Extracted records
★ ★ ★ ★ ★ ★ ★

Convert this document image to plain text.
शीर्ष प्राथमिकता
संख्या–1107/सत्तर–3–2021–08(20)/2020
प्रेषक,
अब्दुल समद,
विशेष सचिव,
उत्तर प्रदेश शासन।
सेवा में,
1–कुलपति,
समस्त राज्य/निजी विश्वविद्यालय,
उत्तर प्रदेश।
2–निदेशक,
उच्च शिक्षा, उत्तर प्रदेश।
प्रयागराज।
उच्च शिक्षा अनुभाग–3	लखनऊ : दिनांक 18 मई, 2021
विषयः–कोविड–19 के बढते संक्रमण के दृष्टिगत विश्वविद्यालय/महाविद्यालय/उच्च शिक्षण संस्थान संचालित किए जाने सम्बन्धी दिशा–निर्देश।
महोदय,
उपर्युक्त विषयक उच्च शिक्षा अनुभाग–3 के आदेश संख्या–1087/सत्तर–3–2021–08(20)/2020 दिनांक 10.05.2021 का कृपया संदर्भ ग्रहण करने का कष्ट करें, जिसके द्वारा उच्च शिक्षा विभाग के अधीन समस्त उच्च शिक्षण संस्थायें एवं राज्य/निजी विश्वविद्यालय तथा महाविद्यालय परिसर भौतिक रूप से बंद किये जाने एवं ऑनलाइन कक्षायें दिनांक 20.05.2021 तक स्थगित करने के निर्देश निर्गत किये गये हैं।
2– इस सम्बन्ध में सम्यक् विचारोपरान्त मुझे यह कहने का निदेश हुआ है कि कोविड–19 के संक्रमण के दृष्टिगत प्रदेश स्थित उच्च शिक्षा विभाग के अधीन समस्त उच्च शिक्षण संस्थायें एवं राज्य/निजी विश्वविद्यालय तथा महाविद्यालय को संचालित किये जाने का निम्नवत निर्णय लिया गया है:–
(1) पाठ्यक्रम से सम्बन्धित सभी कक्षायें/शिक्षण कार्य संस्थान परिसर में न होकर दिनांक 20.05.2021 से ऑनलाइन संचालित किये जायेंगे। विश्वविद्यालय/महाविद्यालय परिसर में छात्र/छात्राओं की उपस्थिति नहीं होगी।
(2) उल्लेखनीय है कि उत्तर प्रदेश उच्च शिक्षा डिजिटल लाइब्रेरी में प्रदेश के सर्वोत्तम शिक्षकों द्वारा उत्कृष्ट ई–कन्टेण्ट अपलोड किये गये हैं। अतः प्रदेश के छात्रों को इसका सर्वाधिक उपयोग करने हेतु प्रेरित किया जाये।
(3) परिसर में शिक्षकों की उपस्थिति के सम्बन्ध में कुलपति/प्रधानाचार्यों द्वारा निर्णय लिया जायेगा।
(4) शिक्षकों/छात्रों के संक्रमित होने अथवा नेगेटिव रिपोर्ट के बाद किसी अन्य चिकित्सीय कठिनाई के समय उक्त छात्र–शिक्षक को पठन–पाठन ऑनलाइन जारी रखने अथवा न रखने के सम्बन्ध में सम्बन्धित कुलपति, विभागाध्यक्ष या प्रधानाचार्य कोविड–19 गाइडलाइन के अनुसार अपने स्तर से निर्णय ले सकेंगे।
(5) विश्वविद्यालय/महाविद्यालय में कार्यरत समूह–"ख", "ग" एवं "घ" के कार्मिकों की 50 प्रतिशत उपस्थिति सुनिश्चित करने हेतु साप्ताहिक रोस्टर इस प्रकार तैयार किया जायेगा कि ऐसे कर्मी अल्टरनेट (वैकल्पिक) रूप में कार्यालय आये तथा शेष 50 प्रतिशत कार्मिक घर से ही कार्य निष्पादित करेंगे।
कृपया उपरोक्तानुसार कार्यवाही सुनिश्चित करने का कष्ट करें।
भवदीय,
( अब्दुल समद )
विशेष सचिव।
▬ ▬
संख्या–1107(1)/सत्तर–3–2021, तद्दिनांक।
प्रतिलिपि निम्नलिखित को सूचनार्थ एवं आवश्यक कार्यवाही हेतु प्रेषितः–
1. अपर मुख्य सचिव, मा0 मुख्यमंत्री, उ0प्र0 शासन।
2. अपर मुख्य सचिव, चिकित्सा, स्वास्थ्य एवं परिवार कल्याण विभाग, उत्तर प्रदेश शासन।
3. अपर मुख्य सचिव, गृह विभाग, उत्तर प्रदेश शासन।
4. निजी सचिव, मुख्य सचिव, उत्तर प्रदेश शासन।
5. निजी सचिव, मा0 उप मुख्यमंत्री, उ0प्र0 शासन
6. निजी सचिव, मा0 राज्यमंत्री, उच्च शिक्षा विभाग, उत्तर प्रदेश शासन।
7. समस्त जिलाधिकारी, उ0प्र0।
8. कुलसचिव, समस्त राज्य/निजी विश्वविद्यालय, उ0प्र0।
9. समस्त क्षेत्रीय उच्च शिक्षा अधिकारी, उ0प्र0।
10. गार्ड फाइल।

★ ★ ★ ★ ★ ★ ★

Write out the whole listing again. Match it word for word.

Convert this document image to plain text.
शीर्ष प्राथमिकता
संख्या–1107/सत्तर–3–2021–08(20)/2020
प्रेषक,
अब्दुल समद,
विशेष सचिव,
उत्तर प्रदेश शासन।
सेवा में,
1–कुलपति,
समस्त राज्य/निजी विश्वविद्यालय,
उत्तर प्रदेश।
2–निदेशक,
उच्च शिक्षा, उत्तर प्रदेश।
प्रयागराज।
उच्च शिक्षा अनुभाग–3	लखनऊ : दिनांक 18 मई, 2021
विषयः–कोविड–19 के बढते संक्रमण के दृष्टिगत विश्वविद्यालय/महाविद्यालय/उच्च शिक्षण संस्थान संचालित किए जाने सम्बन्धी दिशा–निर्देश।
महोदय,
उपर्युक्त विषयक उच्च शिक्षा अनुभाग–3 के आदेश संख्या–1087/सत्तर–3–2021–08(20)/2020 दिनांक 10.05.2021 का कृपया संदर्भ ग्रहण करने का कष्ट करें, जिसके द्वारा उच्च शिक्षा विभाग के अधीन समस्त उच्च शिक्षण संस्थायें एवं राज्य/निजी विश्वविद्यालय तथा महाविद्यालय परिसर भौतिक रूप से बंद किये जाने एवं ऑनलाइन कक्षायें दिनांक 20.05.2021 तक स्थगित करने के निर्देश निर्गत किये गये हैं।
2– इस सम्बन्ध में सम्यक् विचारोपरान्त मुझे यह कहने का निदेश हुआ है कि कोविड–19 के संक्रमण के दृष्टिगत प्रदेश स्थित उच्च शिक्षा विभाग के अधीन समस्त उच्च शिक्षण संस्थायें एवं राज्य/निजी विश्वविद्यालय तथा महाविद्यालय को संचालित किये जाने का निम्नवत निर्णय लिया गया है:–
(1) पाठ्यक्रम से सम्बन्धित सभी कक्षायें/शिक्षण कार्य संस्थान परिसर में न होकर दिनांक 20.05.2021 से ऑनलाइन संचालित किये जायेंगे। विश्वविद्यालय/महाविद्यालय परिसर में छात्र/छात्राओं की उपस्थिति नहीं होगी।
(2) उल्लेखनीय है कि उत्तर प्रदेश उच्च शिक्षा डिजिटल लाइब्रेरी में प्रदेश के सर्वोत्तम शिक्षकों द्वारा उत्कृष्ट ई–कन्टेण्ट अपलोड किये गये हैं। अतः प्रदेश के छात्रों को इसका सर्वाधिक उपयोग करने हेतु प्रेरित किया जाये।
(3) परिसर में शिक्षकों की उपस्थिति के सम्बन्ध में कुलपति/प्रधानाचार्यों द्वारा निर्णय लिया जायेगा।
(4) शिक्षकों/छात्रों के संक्रमित होने अथवा नेगेटिव रिपोर्ट के बाद किसी अन्य चिकित्सीय कठिनाई के समय उक्त छात्र–शिक्षक को पठन–पाठन ऑनलाइन जारी रखने अथवा न रखने के सम्बन्ध में सम्बन्धित कुलपति, विभागाध्यक्ष या प्रधानाचार्य कोविड–19 गाइडलाइन के अनुसार अपने स्तर से निर्णय ले सकेंगे।
(5) विश्वविद्यालय/महाविद्यालय में कार्यरत समूह–"ख", "ग" एवं "घ" के कार्मिकों की 50 प्रतिशत उपस्थिति सुनिश्चित करने हेतु साप्ताहिक रोस्टर इस प्रकार तैयार किया जायेगा कि ऐसे कर्मी अल्टरनेट (वैकल्पिक) रूप में कार्यालय आये तथा शेष 50 प्रतिशत कार्मिक घर से ही कार्य निष्पादित करेंगे।
कृपया उपरोक्तानुसार कार्यवाही सुनिश्चित करने का कष्ट करें।
भवदीय,
( अब्दुल समद )
विशेष सचिव।
▬ ▬
संख्या–1107(1)/सत्तर–3–2021, तद्दिनांक।
प्रतिलिपि निम्नलिखित को सूचनार्थ एवं आवश्यक कार्यवाही हेतु प्रेषितः–
1. अपर मुख्य सचिव, मा0 मुख्यमंत्री, उ0प्र0 शासन।
2. अपर मुख्य सचिव, चिकित्सा, स्वास्थ्य एवं परिवार कल्याण विभाग, उत्तर प्रदेश शासन।
3. अपर मुख्य सचिव, गृह विभाग, उत्तर प्रदेश शासन।
4. निजी सचिव, मुख्य सचिव, उत्तर प्रदेश शासन।
5. निजी सचिव, मा0 उप मुख्यमंत्री, उ0प्र0 शासन
6. निजी सचिव, मा0 राज्यमंत्री, उच्च शिक्षा विभाग, उत्तर प्रदेश शासन।
7. समस्त जिलाधिकारी, उ0प्र0।
8. कुलसचिव, समस्त राज्य/निजी विश्वविद्यालय, उ0प्र0।
9. समस्त क्षेत्रीय उच्च शिक्षा अधिकारी, उ0प्र0।
10. गार्ड फाइल।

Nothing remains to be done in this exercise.